Nothing but the lines from the one containing "Parse this screenshot: output" to the end of the data should be returned, each exactly as written.
— Start of RECORDS SHOWN —
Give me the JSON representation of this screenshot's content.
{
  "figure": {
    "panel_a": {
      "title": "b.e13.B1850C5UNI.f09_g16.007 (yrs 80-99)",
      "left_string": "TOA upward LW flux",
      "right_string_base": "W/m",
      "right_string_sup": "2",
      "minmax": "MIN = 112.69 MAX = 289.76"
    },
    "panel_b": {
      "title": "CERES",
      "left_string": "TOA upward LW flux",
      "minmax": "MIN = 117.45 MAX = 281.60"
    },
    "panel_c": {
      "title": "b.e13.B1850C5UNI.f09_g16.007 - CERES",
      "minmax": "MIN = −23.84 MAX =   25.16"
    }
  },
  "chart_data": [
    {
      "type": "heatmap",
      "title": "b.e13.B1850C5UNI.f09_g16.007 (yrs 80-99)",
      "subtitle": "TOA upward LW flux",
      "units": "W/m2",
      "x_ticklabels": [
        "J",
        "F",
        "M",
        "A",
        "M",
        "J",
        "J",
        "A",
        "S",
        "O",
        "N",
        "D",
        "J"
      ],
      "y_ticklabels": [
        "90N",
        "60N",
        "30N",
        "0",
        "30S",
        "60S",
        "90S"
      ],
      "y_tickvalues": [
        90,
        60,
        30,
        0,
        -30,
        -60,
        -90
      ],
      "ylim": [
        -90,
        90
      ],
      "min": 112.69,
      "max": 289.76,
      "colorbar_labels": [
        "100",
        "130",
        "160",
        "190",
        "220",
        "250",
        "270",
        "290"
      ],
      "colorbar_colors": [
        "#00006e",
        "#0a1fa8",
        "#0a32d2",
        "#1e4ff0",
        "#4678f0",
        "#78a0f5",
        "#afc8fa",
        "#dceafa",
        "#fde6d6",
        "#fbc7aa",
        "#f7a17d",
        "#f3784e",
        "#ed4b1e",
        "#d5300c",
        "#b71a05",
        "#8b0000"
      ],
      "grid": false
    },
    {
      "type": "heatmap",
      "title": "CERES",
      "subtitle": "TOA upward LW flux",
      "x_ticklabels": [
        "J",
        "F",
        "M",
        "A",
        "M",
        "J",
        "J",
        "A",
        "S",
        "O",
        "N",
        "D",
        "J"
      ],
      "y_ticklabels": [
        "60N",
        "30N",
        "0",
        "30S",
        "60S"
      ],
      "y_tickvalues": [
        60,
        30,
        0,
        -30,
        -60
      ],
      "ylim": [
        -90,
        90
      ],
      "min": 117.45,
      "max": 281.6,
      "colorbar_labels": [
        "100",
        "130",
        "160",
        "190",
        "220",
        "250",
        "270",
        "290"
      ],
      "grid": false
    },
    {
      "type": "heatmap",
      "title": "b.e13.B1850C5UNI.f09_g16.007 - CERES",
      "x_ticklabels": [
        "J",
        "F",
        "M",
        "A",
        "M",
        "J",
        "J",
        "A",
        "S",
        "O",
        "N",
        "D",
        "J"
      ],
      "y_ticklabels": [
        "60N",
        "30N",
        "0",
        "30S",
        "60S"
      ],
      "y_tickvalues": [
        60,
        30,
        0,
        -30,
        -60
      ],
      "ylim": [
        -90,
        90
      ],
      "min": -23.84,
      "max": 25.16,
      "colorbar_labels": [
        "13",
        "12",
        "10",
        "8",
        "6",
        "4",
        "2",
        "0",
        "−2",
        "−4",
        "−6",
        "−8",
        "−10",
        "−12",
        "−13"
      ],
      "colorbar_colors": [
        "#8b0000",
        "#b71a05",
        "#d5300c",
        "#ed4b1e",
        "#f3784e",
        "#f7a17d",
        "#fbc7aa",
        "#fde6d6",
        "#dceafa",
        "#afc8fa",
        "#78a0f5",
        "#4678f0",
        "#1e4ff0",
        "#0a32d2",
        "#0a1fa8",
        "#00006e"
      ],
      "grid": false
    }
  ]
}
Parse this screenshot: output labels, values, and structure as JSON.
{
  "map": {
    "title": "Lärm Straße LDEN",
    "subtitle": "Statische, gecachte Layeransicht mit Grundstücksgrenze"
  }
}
— End of RECORDS SHOWN —
▸ **EXPECTED OUTPUT**
Parse this screenshot: output labels, values, and structure as JSON.
{
  "map": {
    "title": "Lärm Straße LDEN",
    "subtitle": "Statische, gecachte Layeransicht mit Grundstücksgrenze"
  }
}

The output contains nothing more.